• Work required
Keep only the lines that hold the string "organic", filtering out the rest of the entries below.

--------------------

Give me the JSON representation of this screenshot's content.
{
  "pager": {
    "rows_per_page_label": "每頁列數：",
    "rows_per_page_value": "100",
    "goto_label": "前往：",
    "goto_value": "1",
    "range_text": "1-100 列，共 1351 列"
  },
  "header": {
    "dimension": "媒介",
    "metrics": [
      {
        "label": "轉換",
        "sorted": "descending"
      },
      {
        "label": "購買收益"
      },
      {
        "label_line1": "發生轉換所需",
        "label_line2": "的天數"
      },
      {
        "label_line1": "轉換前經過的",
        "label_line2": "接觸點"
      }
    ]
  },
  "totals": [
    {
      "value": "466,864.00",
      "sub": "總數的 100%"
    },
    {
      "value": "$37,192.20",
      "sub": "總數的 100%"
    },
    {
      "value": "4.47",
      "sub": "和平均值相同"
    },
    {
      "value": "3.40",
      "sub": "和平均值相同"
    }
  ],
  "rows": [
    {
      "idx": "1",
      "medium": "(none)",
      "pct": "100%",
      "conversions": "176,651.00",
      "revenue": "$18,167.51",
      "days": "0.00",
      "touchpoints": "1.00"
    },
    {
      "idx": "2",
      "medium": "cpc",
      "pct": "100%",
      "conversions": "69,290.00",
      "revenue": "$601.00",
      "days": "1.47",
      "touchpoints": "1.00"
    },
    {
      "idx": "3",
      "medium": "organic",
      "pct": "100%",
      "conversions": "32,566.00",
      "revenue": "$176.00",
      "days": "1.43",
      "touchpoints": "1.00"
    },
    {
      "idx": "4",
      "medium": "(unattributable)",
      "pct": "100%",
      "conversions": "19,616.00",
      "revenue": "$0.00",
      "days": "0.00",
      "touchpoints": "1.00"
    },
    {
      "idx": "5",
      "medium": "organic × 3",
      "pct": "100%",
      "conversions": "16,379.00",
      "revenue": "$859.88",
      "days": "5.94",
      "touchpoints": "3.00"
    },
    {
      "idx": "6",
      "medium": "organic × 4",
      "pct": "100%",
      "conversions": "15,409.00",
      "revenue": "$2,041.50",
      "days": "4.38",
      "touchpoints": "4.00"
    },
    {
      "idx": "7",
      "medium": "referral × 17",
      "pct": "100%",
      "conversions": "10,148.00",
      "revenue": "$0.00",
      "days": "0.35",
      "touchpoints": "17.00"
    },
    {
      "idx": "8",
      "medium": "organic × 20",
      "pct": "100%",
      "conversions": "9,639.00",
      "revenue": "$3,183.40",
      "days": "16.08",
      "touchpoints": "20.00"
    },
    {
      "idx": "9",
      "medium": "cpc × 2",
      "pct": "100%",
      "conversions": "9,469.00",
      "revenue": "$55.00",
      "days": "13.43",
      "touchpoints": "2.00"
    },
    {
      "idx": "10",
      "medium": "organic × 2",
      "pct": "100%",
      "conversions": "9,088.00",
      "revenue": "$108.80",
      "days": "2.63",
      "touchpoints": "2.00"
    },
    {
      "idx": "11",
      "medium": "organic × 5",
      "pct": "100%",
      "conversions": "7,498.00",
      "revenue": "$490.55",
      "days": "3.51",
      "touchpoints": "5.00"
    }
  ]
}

--------------------

• The reply
      "medium": "organic",
      "medium": "organic × 3",
      "medium": "organic × 4",
      "medium": "organic × 20",
      "medium": "organic × 2",
      "medium": "organic × 5",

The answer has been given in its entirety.